ASSIGNED TASK: Of the lines below, copy those that hold the word "tetrafluoropyridazine".

━━━ SUPPLIED ENTRIES

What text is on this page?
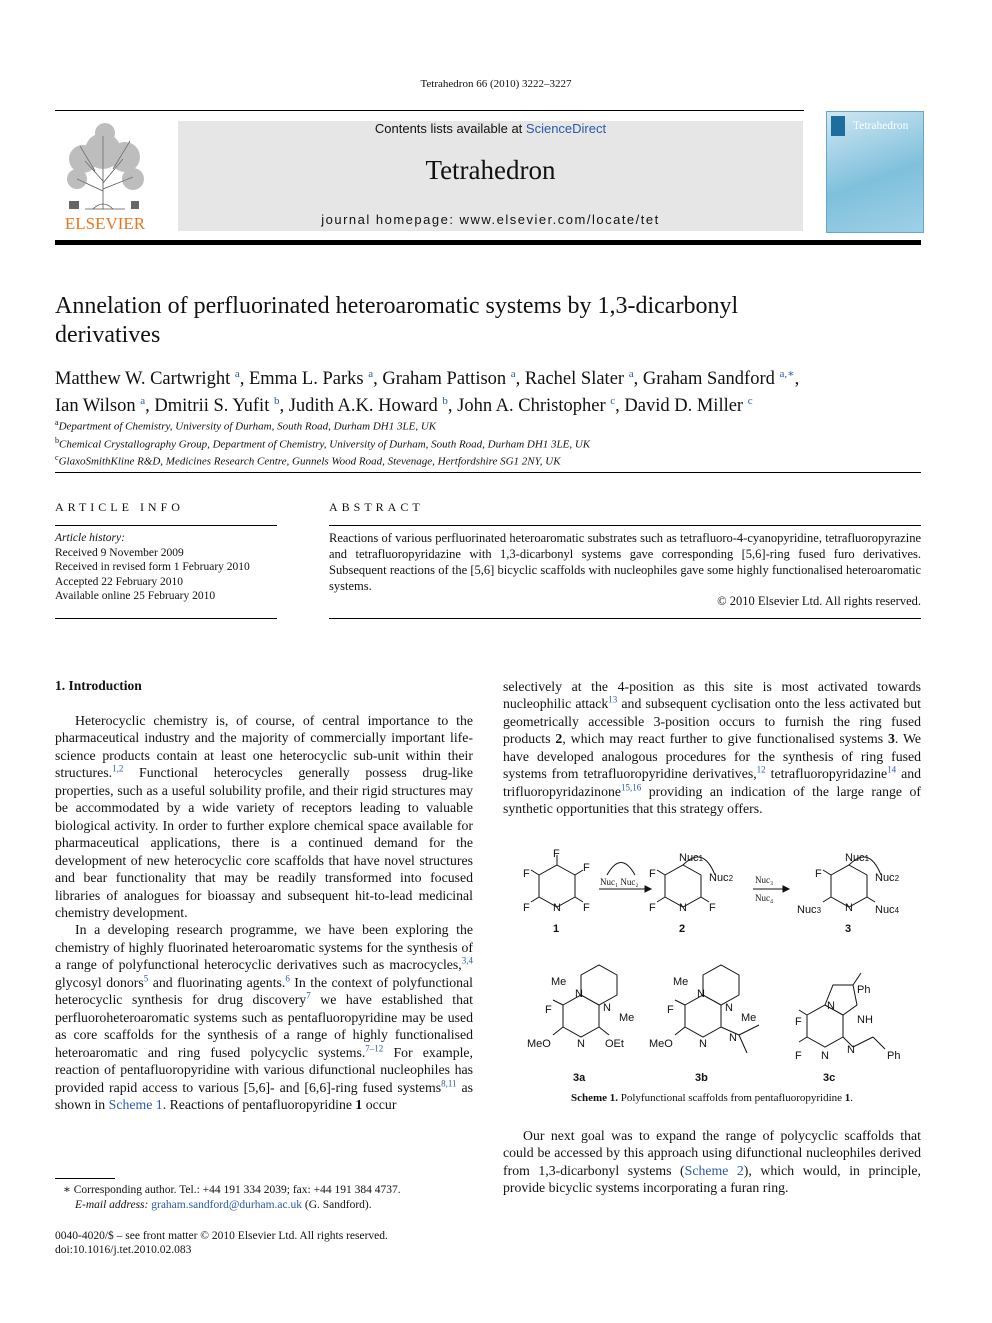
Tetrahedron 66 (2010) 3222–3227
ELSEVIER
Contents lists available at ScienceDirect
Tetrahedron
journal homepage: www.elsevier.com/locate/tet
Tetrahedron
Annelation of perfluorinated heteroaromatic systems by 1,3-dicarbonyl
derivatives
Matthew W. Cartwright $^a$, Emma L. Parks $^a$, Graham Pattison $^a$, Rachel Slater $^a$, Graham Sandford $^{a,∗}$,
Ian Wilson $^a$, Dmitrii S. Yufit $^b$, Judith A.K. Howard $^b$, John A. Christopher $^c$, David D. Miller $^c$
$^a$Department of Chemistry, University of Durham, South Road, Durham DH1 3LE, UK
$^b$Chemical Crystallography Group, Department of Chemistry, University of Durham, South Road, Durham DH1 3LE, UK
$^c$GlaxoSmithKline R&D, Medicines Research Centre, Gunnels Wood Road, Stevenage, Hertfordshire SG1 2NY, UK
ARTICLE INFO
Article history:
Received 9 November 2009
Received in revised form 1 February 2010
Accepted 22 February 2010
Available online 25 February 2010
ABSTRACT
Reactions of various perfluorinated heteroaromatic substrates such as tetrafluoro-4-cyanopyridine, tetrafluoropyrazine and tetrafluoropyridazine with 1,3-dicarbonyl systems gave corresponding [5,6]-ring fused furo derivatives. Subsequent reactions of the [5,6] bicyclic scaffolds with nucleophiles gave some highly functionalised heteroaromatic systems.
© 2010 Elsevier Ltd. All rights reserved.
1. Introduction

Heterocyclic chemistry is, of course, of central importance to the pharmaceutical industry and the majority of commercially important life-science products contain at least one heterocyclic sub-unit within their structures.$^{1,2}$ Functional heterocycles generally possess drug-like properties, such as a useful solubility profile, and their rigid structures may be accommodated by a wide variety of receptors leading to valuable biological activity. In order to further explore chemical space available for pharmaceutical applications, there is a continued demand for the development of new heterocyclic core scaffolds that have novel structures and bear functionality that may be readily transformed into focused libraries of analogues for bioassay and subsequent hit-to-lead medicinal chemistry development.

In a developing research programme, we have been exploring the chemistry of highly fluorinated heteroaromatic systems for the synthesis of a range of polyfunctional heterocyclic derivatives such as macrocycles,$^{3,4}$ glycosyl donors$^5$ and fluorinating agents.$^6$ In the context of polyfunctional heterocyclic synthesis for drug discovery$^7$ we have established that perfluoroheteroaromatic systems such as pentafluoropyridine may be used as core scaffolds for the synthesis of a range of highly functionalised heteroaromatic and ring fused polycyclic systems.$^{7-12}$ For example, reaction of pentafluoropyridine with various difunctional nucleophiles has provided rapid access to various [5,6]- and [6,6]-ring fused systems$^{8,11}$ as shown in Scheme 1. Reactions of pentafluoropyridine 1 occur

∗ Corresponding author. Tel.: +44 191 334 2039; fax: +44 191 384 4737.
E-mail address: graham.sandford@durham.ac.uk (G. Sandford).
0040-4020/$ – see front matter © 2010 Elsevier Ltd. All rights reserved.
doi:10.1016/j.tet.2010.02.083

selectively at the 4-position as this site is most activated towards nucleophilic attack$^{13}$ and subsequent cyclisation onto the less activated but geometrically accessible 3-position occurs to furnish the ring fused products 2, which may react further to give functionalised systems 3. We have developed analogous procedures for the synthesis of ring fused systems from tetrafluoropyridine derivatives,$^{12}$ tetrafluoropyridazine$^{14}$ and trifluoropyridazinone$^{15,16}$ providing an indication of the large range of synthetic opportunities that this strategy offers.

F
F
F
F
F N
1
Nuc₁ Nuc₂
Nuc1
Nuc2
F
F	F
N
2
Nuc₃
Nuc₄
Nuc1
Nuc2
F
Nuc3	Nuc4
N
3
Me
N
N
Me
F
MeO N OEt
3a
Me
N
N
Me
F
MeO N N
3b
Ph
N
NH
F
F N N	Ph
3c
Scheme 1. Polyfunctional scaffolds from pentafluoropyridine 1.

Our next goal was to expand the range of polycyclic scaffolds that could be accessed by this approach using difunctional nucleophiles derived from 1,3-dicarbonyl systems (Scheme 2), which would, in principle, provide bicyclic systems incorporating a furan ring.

━━━━━━

ANSWER:
Reactions of various perfluorinated heteroaromatic substrates such as tetrafluoro-4-cyanopyridine, tetrafluoropyrazine and tetrafluoropyridazine with 1,3-dicarbonyl systems gave corresponding [5,6]-ring fused furo derivatives. Subsequent reactions of the [5,6] bicyclic scaffolds with nucleophiles gave some highly functionalised heteroaromatic systems.
selectively at the 4-position as this site is most activated towards nucleophilic attack$^{13}$ and subsequent cyclisation onto the less activated but geometrically accessible 3-position occurs to furnish the ring fused products 2, which may react further to give functionalised systems 3. We have developed analogous procedures for the synthesis of ring fused systems from tetrafluoropyridine derivatives,$^{12}$ tetrafluoropyridazine$^{14}$ and trifluoropyridazinone$^{15,16}$ providing an indication of the large range of synthetic opportunities that this strategy offers.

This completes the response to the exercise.